▶ [Extracted information]:

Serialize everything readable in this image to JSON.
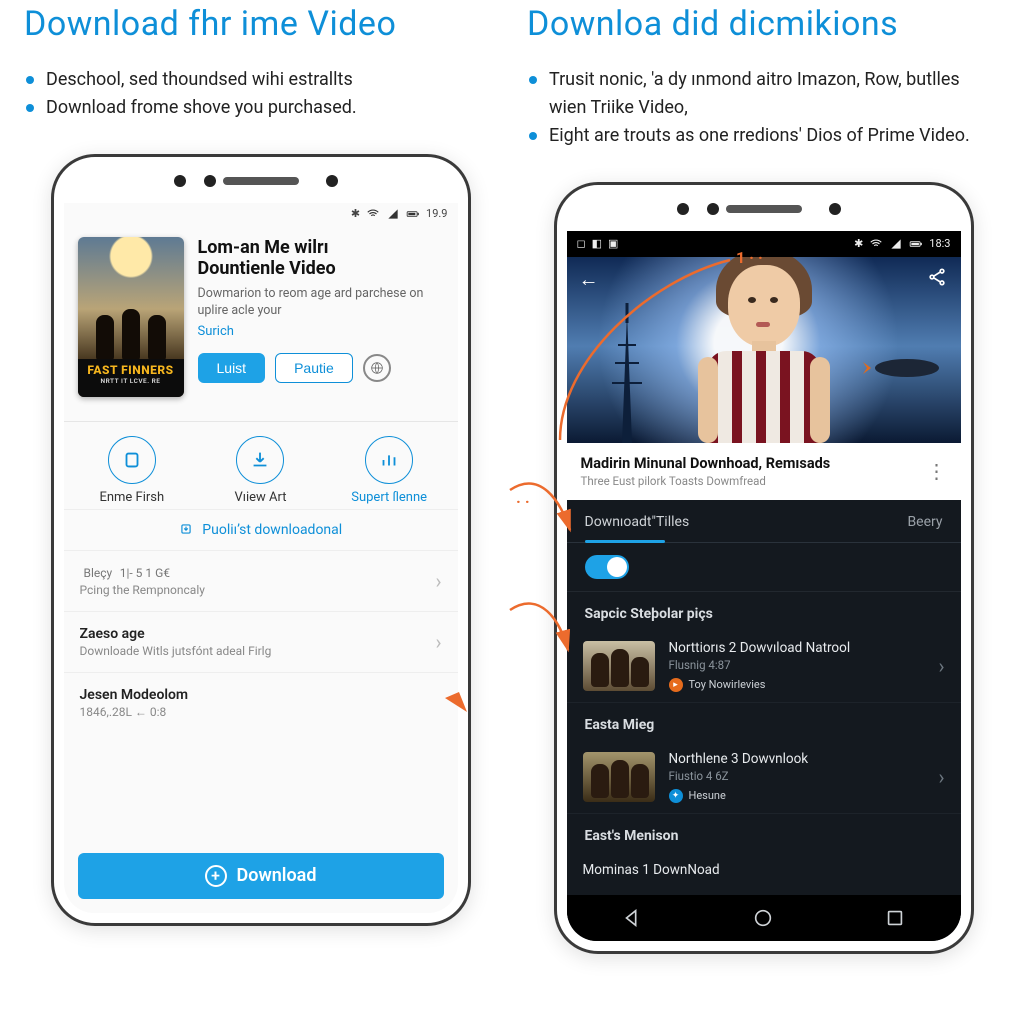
{
  "left": {
    "heading": "Download fhr ime Video",
    "bullets": [
      "Deschool, sed thoundsed wihi estrallts",
      "Download frome shove you purchased."
    ],
    "statusbar": {
      "time": "19.9",
      "battery_icon": "battery-icon",
      "wifi_icon": "wifi-icon",
      "cell_icon": "cell-icon"
    },
    "movie": {
      "title_line1": "Lom-an Me wilrı",
      "title_line2": "Dountienle Video",
      "desc": "Dowmarion to reom age ard parchese on uplire acle your",
      "link": "Surich",
      "poster_title": "FAST FINNERS",
      "poster_sub": "NRTT IT LCVE. RE"
    },
    "buttons": {
      "primary": "Luist",
      "secondary": "Pautie"
    },
    "circles": [
      {
        "icon": "download-icon",
        "label": "Enme Firsh"
      },
      {
        "icon": "download-circle-icon",
        "label": "Vıiew Art"
      },
      {
        "icon": "bars-icon",
        "label": "Supert ſlenne",
        "link": true
      }
    ],
    "middle_link": "Puoliı’st downloadonal",
    "rows": [
      {
        "title": "Bleçy",
        "meta": "1|- 5 1  G€",
        "sub": "Pcing the Rempnoncaly"
      },
      {
        "title": "Zaeso age",
        "meta": "",
        "sub": "Downloade Witls jutsfónt adeal Firlg"
      },
      {
        "title": "Jesen Modeolom",
        "meta": "",
        "sub": "1846,.28L ← 0:8"
      }
    ],
    "download_button": "Download"
  },
  "right": {
    "heading": "Downloa did dicmikions",
    "bullets": [
      "Trusit nonic, 'a dy ınmond aitro Imazon, Row, butlles wien Triike Video,",
      "Eight are trouts as one rredions' Dios of Prime Video."
    ],
    "statusbar": {
      "time": "18:3"
    },
    "hero": {
      "back_icon": "back-arrow-icon",
      "share_icon": "share-icon"
    },
    "card": {
      "title": "Madirin Minunal Downhoad, Remısads",
      "subtitle": "Тhree Eust pilork Toasts Dowmfread",
      "more_icon": "more-vert-icon"
    },
    "tabs": {
      "active": "Downıoadt\"Tilles",
      "right": "Beery"
    },
    "sections": [
      {
        "heading": "Sapcic Steþolar piçs",
        "rows": [
          {
            "t1": "Norttiorıs 2 Dowvıload Natrool",
            "t2": "Flusnig  4:87",
            "badge_label": "Тоу Nowirlevies",
            "badge_color": "orange"
          }
        ]
      },
      {
        "heading": "Easta Mieg",
        "rows": [
          {
            "t1": "Northlene 3 Dowvnlook",
            "t2": "Fiustio  4 6Z",
            "badge_label": "Hesune",
            "badge_color": "blue"
          }
        ]
      },
      {
        "heading": "East's Menison",
        "rows": [
          {
            "t1": "Mominas 1 DownNoad",
            "t2": "",
            "badge_label": "",
            "badge_color": ""
          }
        ]
      }
    ],
    "nav_icons": [
      "nav-back-icon",
      "nav-home-icon",
      "nav-recent-icon"
    ]
  },
  "annotations": {
    "step1": "1··",
    "step_mid": "··"
  }
}
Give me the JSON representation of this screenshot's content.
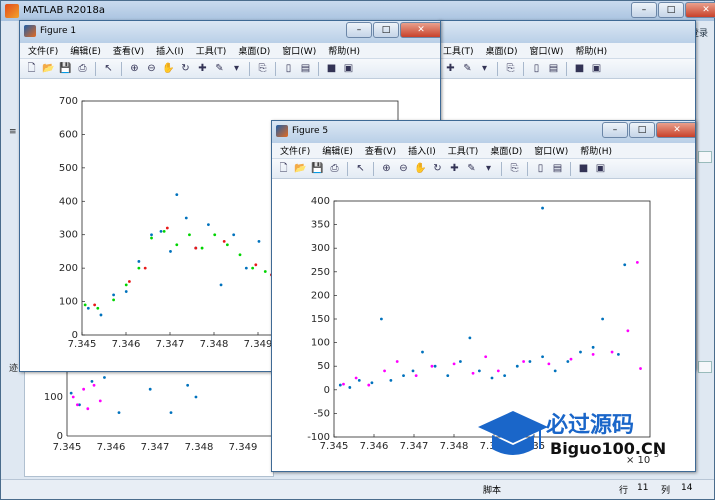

▶ [What you have to do]: Write out the records above once more, word for word, with no pictures.

▶ [Task output]:
Serialize everything readable in this image to JSON.
{
  "left": {
    "heading": "Download fhr ime Video",
    "bullets": [
      "Deschool, sed thoundsed wihi estrallts",
      "Download frome shove you purchased."
    ],
    "statusbar": {
      "time": "19.9",
      "battery_icon": "battery-icon",
      "wifi_icon": "wifi-icon",
      "cell_icon": "cell-icon"
    },
    "movie": {
      "title_line1": "Lom-an Me wilrı",
      "title_line2": "Dountienle Video",
      "desc": "Dowmarion to reom age ard parchese on uplire acle your",
      "link": "Surich",
      "poster_title": "FAST FINNERS",
      "poster_sub": "NRTT IT LCVE. RE"
    },
    "buttons": {
      "primary": "Luist",
      "secondary": "Pautie"
    },
    "circles": [
      {
        "icon": "download-icon",
        "label": "Enme Firsh"
      },
      {
        "icon": "download-circle-icon",
        "label": "Vıiew Art"
      },
      {
        "icon": "bars-icon",
        "label": "Supert ſlenne",
        "link": true
      }
    ],
    "middle_link": "Puoliı’st downloadonal",
    "rows": [
      {
        "title": "Bleçy",
        "meta": "1|- 5 1  G€",
        "sub": "Pcing the Rempnoncaly"
      },
      {
        "title": "Zaeso age",
        "meta": "",
        "sub": "Downloade Witls jutsfónt adeal Firlg"
      },
      {
        "title": "Jesen Modeolom",
        "meta": "",
        "sub": "1846,.28L ← 0:8"
      }
    ],
    "download_button": "Download"
  },
  "right": {
    "heading": "Downloa did dicmikions",
    "bullets": [
      "Trusit nonic, 'a dy ınmond aitro Imazon, Row, butlles wien Triike Video,",
      "Eight are trouts as one rredions' Dios of Prime Video."
    ],
    "statusbar": {
      "time": "18:3"
    },
    "hero": {
      "back_icon": "back-arrow-icon",
      "share_icon": "share-icon"
    },
    "card": {
      "title": "Madirin Minunal Downhoad, Remısads",
      "subtitle": "Тhree Eust pilork Toasts Dowmfread",
      "more_icon": "more-vert-icon"
    },
    "tabs": {
      "active": "Downıoadt\"Tilles",
      "right": "Beery"
    },
    "sections": [
      {
        "heading": "Sapcic Steþolar piçs",
        "rows": [
          {
            "t1": "Norttiorıs 2 Dowvıload Natrool",
            "t2": "Flusnig  4:87",
            "badge_label": "Тоу Nowirlevies",
            "badge_color": "orange"
          }
        ]
      },
      {
        "heading": "Easta Mieg",
        "rows": [
          {
            "t1": "Northlene 3 Dowvnlook",
            "t2": "Fiustio  4 6Z",
            "badge_label": "Hesune",
            "badge_color": "blue"
          }
        ]
      },
      {
        "heading": "East's Menison",
        "rows": [
          {
            "t1": "Mominas 1 DownNoad",
            "t2": "",
            "badge_label": "",
            "badge_color": ""
          }
        ]
      }
    ],
    "nav_icons": [
      "nav-back-icon",
      "nav-home-icon",
      "nav-recent-icon"
    ]
  },
  "annotations": {
    "step1": "1··",
    "step_mid": "··"
  }
}
Give me the JSON representation of this screenshot's content.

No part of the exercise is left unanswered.